● **FRAGMENTO EXTRAÍDO**:

***

Rodrigo D. No futuro de Víctor Gaviria

            Este cóctel de estilos y corrientes que tiene Gaviria puede acaso explicarse por dos fases o influencias importantes en su vida:

La primera es su etapa anterior al cine, donde, por un lado, estudió psicología en la Universidad de Antioquia, y por otra parte se dedicó a la poesía, tras abandonar su carrera universitaria. Siguiendo sus pasos, nos encontramos con un interés inicial en las personas y sus conflictos, con una intención de, a través de la psicología, llegar al alma del individuo y ser un apoyo. Pero este enfoque pronto da una vuelta, y Gaviria se dedica a buscar esa esencia, no en una consulta médica, sino en los versos y sus lectores. Así, escribe bellos poemas que ya dejan intuir el tono que tendrá su obra cinematográfica. Poemas nostálgicos que versan sobre la infancia y el inevitable paso del tiempo en la cotidianidad de los barrios de clase media de Medellín, y que de alguna manera logra contrastar con esa infancia que se vive en las comunas, en medio de una tormenta que termina generalmente antes de salir de la adolescencia, es decir, niños que mueren apuñalados o a tiros antes de llegar a ser hombres. Así, en su poema La luna y la ducha fría dice:

“No podrán gustarte de igual forma los pastos

 de fútbol encendidos como un lento fuego

 ni los colegios femeninos en el Centro

 en casas viejas con un baño de bañera al fondo

 y las muchachas reflejando las pantorrillas

 en el espejo de las baldosas

 Nada de ésto te gustará igual

 sino más hondo

 donde no hay ya gusto ni disgusto

  sino más hondo donde las cosas brillan con un

 fuego interior

 o son terriblemente negras”

“(…) El agua sucia

 también suena a agua 

Delicioso!

Poemas que encuentran la belleza en la cotidianidad de ese mundo al que Gaviria pertenece. Decir que el agua sucia también suena a agua es un preludio a las películas que más adelante haría: desgarradoras, horribles, pesadillas materializadas, pero en las que encontramos una indudable belleza. Y leer La luna y la ducha fría después de ver sus películas nos convierten en aquel narrador al que ya nada le puede gustar igual.

***

● **SECCIÓN DE DATOS**:
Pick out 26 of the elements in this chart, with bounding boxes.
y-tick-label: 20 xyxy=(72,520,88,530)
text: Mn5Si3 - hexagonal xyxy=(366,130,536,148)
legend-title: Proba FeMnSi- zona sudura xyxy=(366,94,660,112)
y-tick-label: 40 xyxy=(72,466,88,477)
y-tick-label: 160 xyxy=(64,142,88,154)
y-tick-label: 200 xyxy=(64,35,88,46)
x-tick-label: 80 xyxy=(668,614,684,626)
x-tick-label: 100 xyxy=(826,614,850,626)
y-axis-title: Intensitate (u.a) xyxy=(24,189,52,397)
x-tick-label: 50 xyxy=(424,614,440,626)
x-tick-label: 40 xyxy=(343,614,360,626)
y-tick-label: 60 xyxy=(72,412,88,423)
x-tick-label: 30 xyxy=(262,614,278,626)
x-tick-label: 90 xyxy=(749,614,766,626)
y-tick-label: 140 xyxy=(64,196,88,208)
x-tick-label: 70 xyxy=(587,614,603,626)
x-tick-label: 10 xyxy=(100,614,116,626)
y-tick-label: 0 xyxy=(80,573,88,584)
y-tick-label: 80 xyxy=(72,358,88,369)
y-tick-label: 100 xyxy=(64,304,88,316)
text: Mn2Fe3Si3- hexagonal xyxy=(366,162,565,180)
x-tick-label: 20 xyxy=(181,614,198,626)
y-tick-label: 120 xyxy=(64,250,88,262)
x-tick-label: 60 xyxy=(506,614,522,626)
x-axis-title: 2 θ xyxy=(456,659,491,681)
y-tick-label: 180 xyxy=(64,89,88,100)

***

● **TAREA REQUERIDA**: Devuelve sin cambios el tramo del fragmento sobre Víctor Gaviria que va desde "sino más hondo donde" hasta "puede gustar igual.".

● **RESULTADO**:
sino más hondo donde las cosas brillan con un

 fuego interior

 o son terriblemente negras”

“(…) El agua sucia

 también suena a agua 

Delicioso!

Poemas que encuentran la belleza en la cotidianidad de ese mundo al que Gaviria pertenece. Decir que el agua sucia también suena a agua es un preludio a las películas que más adelante haría: desgarradoras, horribles, pesadillas materializadas, pero en las que encontramos una indudable belleza. Y leer La luna y la ducha fría después de ver sus películas nos convierten en aquel narrador al que ya nada le puede gustar igual.